Records from a data source

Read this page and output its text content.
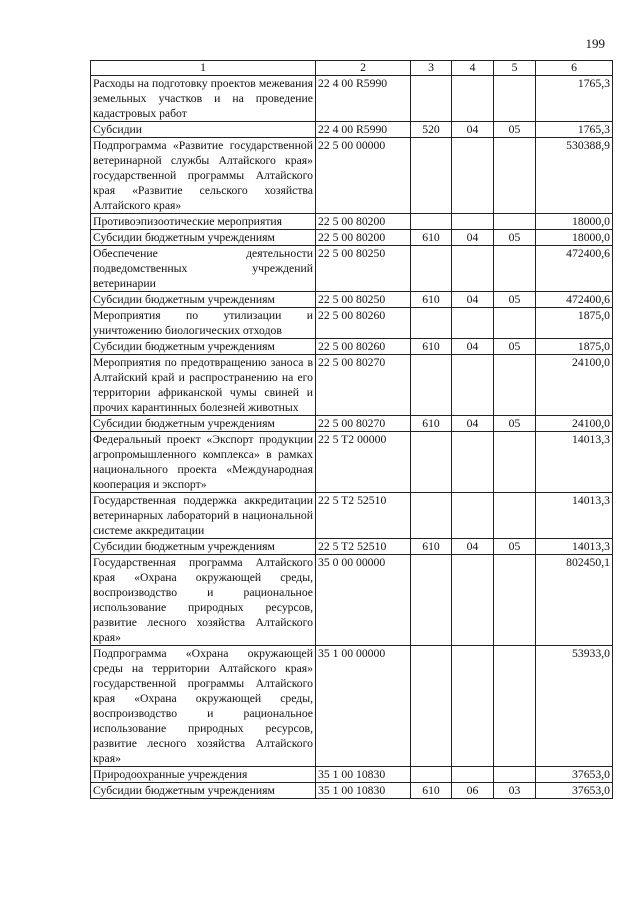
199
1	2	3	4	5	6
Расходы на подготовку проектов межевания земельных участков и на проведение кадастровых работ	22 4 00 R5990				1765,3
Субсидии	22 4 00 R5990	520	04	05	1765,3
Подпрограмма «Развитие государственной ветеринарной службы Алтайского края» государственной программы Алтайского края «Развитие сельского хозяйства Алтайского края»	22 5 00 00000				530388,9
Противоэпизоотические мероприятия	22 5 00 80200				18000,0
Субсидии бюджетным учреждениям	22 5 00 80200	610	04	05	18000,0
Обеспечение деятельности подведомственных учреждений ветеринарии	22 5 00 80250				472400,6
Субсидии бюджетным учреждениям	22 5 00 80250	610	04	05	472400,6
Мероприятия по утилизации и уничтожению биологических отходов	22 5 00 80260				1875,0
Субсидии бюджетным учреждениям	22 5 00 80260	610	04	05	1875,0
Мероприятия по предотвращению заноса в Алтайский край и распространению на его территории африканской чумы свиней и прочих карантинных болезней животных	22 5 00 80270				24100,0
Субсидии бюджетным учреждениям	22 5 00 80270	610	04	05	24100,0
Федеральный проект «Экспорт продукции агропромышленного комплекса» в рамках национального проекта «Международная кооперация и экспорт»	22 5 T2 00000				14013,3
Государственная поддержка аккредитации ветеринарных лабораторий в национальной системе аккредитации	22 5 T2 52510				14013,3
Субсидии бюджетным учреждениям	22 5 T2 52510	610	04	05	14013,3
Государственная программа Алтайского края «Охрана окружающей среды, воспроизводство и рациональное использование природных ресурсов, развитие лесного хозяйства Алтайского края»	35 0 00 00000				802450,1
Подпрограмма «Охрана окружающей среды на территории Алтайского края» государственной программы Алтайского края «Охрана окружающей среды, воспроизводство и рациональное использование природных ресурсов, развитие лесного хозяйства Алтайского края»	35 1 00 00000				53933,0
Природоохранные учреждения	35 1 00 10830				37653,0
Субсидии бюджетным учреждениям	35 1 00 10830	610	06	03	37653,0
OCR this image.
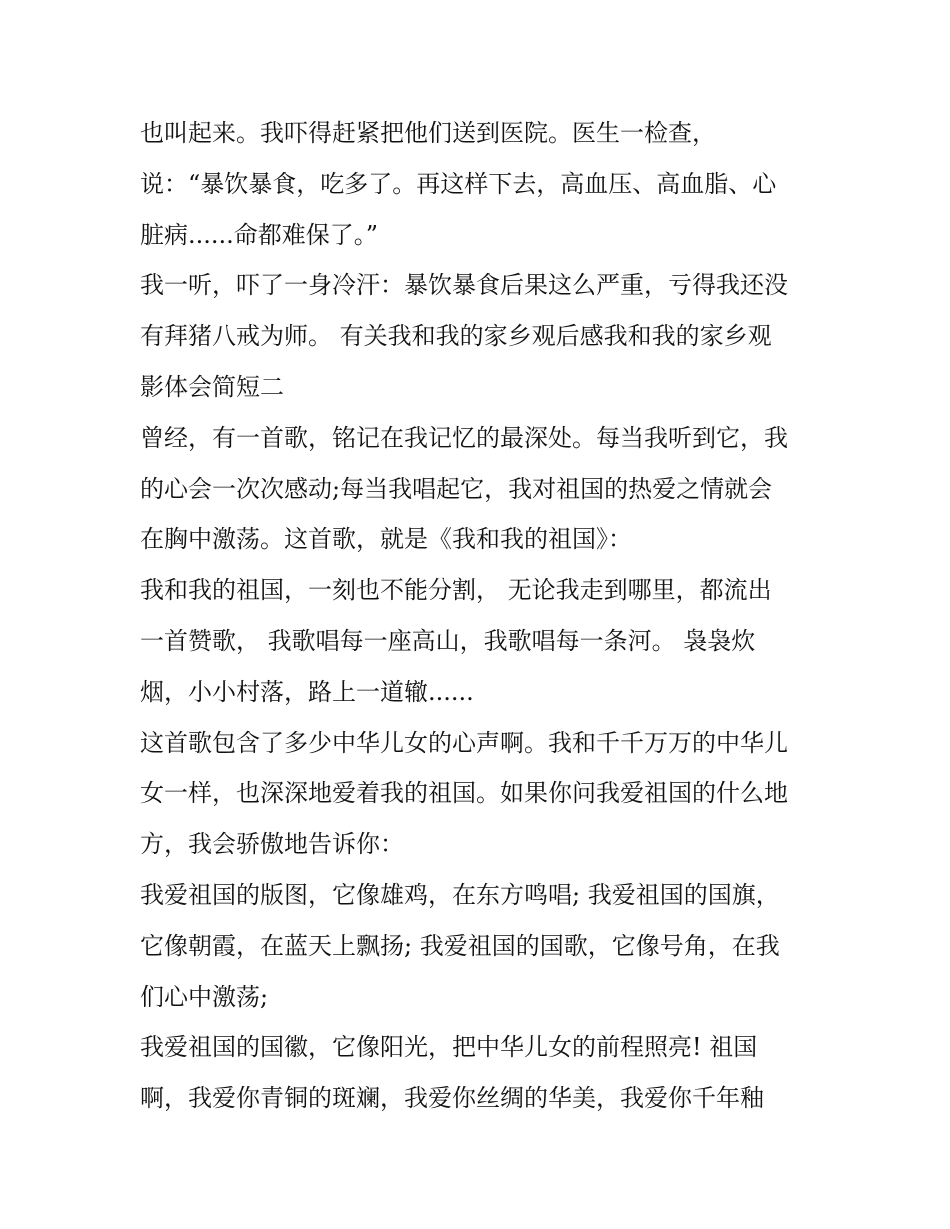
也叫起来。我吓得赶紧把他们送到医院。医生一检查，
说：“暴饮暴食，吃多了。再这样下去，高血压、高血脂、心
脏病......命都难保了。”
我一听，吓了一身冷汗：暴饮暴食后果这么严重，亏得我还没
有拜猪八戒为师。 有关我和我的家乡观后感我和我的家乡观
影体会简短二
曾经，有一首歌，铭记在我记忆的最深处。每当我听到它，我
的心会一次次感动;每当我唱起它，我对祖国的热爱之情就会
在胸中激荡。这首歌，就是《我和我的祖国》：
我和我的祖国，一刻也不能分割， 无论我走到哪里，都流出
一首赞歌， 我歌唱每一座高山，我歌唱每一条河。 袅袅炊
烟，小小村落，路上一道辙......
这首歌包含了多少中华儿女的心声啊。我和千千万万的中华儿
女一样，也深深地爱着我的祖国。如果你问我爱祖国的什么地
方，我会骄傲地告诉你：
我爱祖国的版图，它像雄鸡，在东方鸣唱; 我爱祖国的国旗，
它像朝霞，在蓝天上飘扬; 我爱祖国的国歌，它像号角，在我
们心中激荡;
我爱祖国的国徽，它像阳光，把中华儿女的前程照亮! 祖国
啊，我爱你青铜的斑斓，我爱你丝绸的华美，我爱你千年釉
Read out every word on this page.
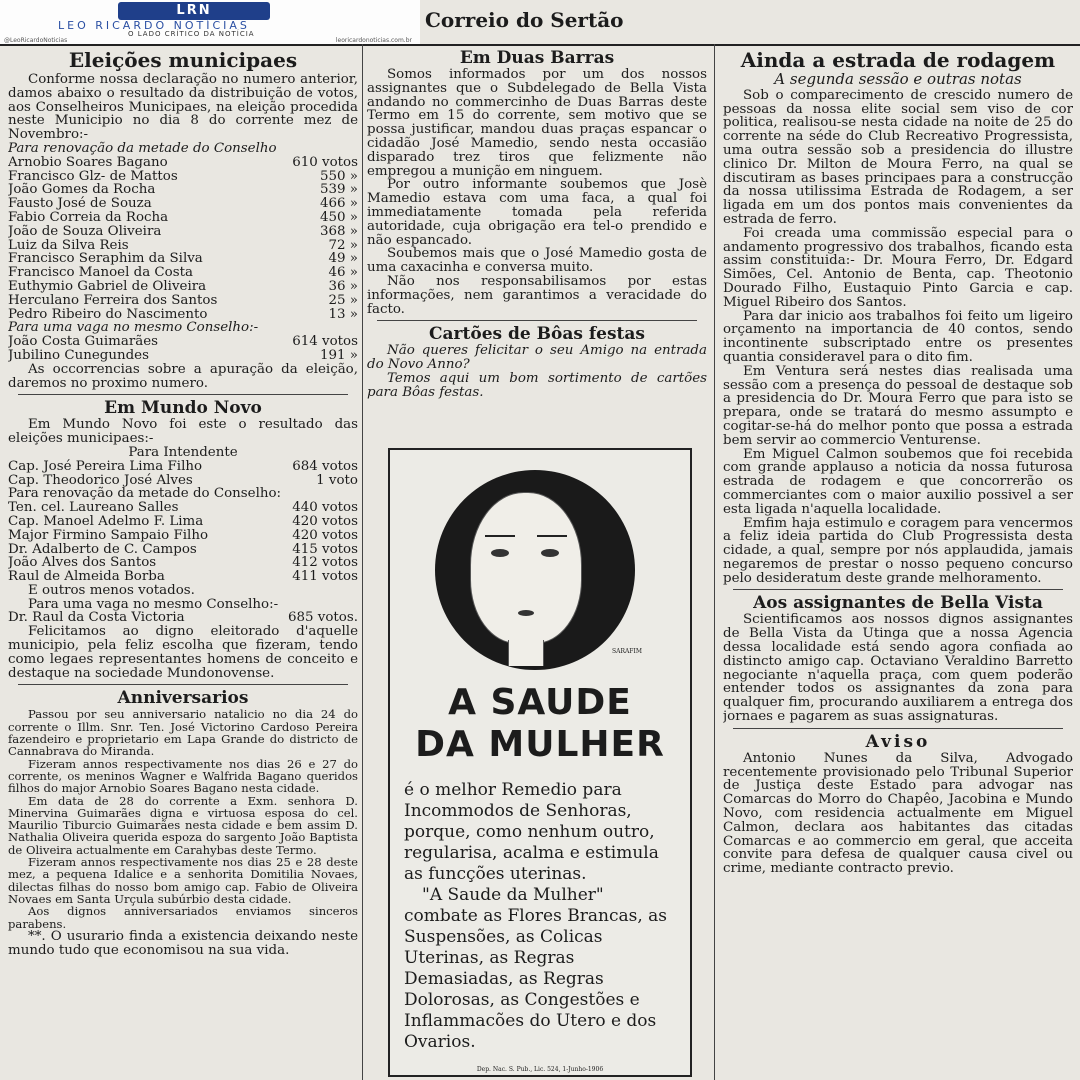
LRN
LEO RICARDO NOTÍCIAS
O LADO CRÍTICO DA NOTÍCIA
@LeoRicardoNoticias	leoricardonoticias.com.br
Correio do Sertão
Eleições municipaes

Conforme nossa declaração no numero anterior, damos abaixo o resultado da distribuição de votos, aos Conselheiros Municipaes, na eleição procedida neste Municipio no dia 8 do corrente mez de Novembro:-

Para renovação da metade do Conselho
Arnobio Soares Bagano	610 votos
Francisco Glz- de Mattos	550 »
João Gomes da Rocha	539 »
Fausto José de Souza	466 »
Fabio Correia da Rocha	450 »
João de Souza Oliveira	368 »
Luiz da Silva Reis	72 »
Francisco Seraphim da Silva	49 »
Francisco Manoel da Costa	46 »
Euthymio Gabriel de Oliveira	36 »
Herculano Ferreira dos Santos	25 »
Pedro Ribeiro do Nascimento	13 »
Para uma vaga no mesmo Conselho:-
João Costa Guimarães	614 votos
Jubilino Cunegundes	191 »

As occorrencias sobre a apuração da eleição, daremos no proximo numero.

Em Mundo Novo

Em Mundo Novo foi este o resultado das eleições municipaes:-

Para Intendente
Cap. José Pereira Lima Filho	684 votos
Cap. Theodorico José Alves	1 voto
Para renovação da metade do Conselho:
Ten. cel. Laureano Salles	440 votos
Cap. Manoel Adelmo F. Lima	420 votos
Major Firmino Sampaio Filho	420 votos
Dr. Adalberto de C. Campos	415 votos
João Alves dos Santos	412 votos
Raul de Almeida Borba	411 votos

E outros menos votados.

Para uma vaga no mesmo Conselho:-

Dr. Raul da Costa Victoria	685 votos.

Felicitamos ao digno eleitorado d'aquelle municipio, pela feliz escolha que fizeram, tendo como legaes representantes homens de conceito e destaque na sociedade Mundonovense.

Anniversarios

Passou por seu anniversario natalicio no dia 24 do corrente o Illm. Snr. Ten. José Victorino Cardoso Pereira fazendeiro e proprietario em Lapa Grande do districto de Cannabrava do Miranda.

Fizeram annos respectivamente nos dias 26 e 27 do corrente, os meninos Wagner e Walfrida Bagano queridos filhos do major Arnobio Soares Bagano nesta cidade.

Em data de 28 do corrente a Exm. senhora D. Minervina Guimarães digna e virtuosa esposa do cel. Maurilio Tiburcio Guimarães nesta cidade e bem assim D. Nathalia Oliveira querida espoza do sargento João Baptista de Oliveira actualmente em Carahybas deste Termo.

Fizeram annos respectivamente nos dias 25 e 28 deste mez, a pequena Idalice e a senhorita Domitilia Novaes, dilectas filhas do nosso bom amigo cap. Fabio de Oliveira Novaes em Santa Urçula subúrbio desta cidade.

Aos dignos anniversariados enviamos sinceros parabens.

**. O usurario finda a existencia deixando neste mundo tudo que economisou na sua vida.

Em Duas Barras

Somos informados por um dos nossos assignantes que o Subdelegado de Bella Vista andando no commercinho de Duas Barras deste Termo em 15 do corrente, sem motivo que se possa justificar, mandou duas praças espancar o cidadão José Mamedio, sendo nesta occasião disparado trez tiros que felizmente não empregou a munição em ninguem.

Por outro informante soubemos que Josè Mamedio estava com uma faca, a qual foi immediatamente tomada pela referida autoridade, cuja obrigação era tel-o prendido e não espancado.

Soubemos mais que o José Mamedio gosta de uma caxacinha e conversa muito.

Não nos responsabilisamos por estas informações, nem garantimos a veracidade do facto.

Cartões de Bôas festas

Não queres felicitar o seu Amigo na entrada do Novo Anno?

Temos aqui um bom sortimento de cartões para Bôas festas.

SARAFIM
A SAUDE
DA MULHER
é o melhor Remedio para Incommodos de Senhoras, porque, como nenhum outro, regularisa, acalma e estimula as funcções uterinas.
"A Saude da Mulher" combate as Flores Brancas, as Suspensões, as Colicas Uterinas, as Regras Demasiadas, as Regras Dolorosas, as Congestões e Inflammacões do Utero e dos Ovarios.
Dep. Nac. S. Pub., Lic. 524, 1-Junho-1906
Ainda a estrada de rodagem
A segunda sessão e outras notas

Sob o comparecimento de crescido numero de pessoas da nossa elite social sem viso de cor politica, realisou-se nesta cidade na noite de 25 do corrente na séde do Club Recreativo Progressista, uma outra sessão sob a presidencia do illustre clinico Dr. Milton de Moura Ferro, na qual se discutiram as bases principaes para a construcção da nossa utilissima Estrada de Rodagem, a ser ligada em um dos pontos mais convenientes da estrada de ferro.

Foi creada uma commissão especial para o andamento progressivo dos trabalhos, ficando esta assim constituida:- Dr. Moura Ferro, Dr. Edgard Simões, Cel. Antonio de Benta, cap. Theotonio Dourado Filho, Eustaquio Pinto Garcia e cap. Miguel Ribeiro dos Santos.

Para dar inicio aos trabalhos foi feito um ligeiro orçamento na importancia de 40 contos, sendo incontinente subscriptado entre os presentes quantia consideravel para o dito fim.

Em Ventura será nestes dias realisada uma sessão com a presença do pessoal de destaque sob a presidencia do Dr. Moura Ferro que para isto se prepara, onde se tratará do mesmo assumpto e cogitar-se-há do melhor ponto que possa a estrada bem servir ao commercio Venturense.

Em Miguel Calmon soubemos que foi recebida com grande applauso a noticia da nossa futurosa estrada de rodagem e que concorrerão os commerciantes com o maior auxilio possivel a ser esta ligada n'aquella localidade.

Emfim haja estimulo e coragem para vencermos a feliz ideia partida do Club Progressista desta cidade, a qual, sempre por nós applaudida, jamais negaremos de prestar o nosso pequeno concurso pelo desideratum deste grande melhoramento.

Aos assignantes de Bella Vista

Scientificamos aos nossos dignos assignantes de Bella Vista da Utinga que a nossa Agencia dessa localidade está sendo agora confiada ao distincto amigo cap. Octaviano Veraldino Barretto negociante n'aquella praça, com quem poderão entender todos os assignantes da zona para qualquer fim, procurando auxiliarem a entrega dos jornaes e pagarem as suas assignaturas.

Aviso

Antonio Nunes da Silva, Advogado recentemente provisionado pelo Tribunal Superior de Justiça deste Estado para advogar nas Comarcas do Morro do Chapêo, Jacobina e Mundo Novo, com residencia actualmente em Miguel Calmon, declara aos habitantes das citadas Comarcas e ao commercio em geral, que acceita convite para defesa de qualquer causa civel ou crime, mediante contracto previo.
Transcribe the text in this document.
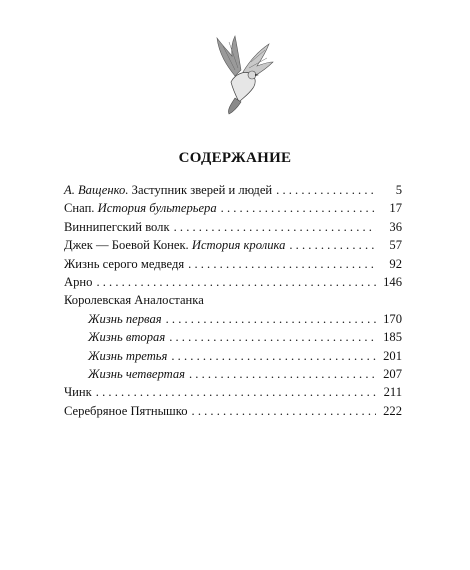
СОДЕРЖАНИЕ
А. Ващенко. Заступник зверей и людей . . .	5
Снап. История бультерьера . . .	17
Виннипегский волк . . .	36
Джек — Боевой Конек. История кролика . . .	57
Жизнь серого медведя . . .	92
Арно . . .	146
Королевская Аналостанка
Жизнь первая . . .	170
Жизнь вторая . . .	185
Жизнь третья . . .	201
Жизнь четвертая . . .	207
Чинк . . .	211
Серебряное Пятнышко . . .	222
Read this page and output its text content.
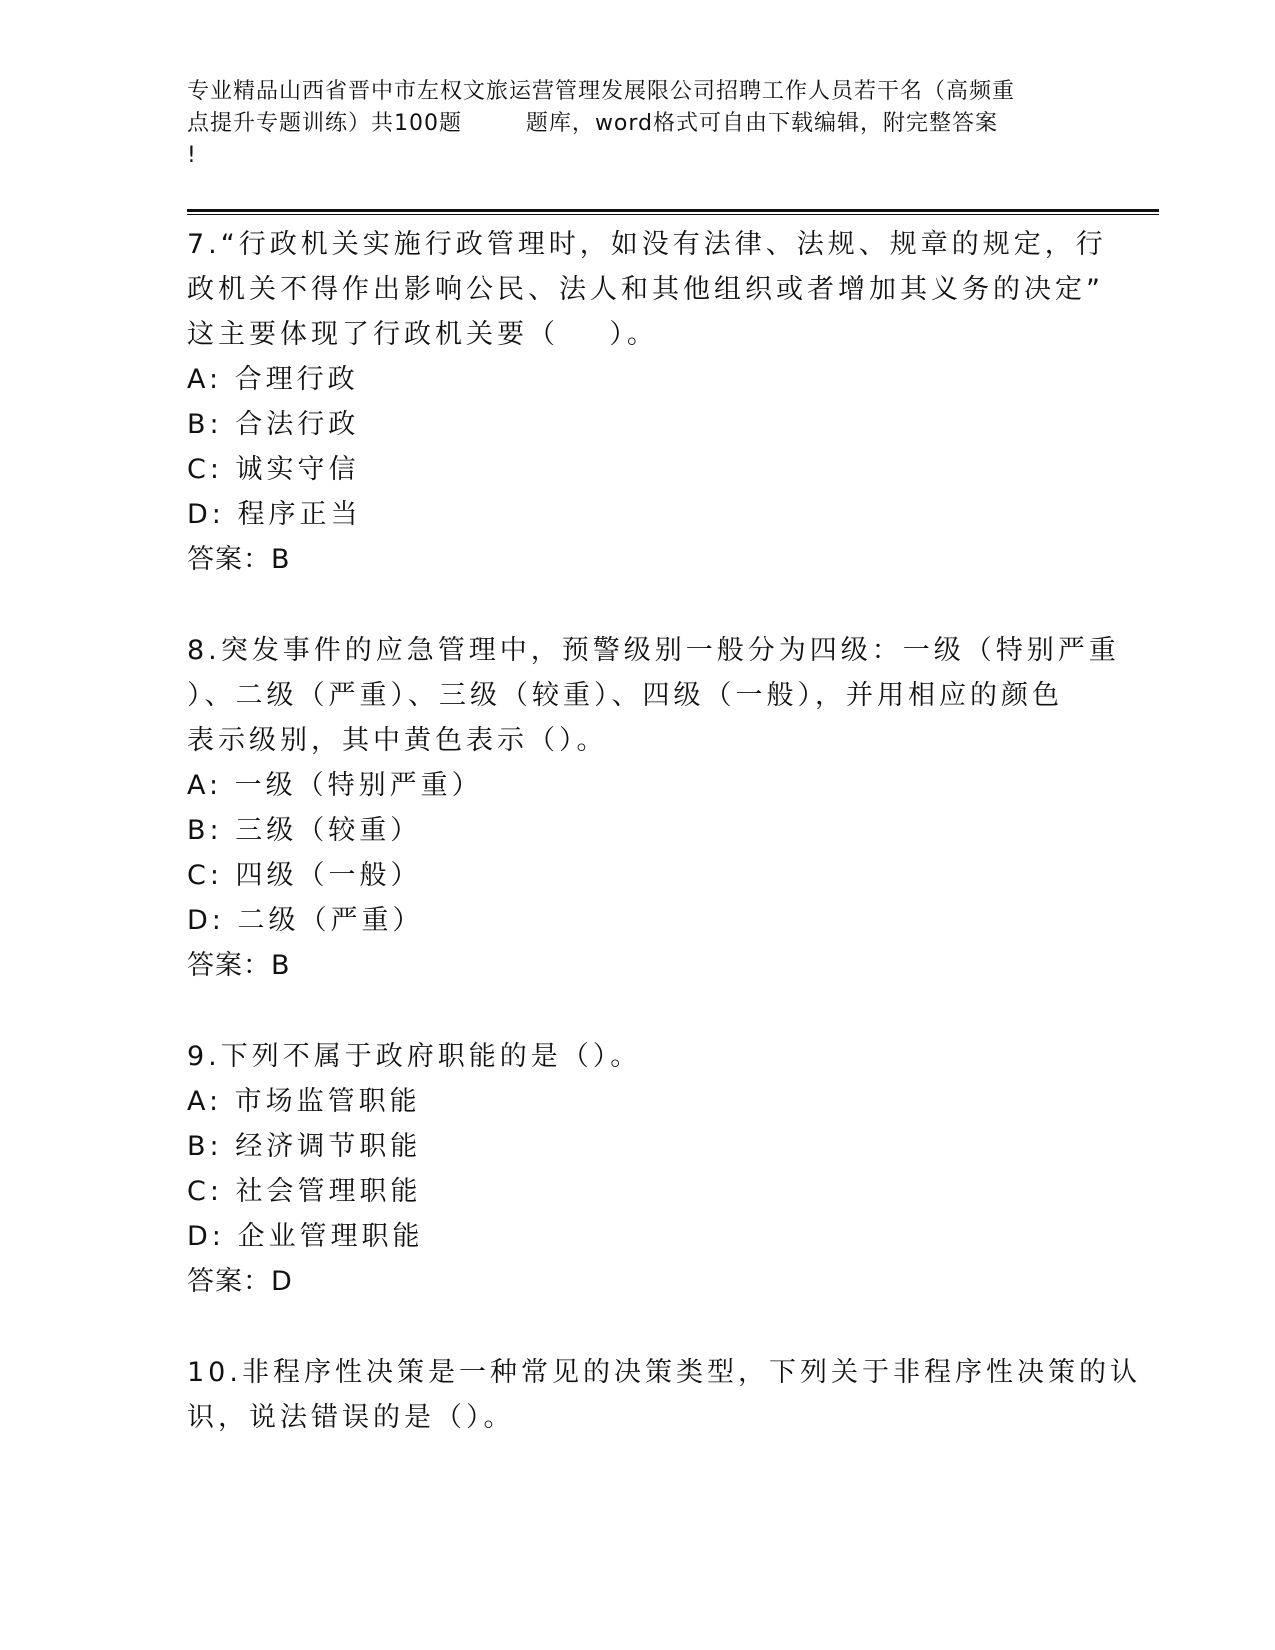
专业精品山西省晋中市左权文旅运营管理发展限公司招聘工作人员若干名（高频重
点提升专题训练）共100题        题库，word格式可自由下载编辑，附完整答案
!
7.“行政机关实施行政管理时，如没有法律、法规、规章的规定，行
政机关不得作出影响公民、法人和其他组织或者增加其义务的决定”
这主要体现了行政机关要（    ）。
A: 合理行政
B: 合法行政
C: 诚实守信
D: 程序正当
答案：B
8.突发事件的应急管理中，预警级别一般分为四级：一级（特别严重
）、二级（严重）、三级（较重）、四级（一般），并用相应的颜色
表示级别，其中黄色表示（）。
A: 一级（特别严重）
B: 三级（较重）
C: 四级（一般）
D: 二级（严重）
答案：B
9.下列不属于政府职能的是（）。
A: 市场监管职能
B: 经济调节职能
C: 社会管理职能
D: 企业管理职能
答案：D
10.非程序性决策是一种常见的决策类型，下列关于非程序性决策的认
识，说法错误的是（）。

## Written exercise
Search the lines above for the string "Охрана", then show every one that has it.

## Expected answer
Государственная программа Алтайского края «Охрана окружающей среды, воспроизводство и рациональное использование природных ресурсов, развитие лесного хозяйства Алтайского края»	35 0 00 00000				802450,1
Подпрограмма «Охрана окружающей среды на территории Алтайского края» государственной программы Алтайского края «Охрана окружающей среды, воспроизводство и рациональное использование природных ресурсов, развитие лесного хозяйства Алтайского края»	35 1 00 00000				53933,0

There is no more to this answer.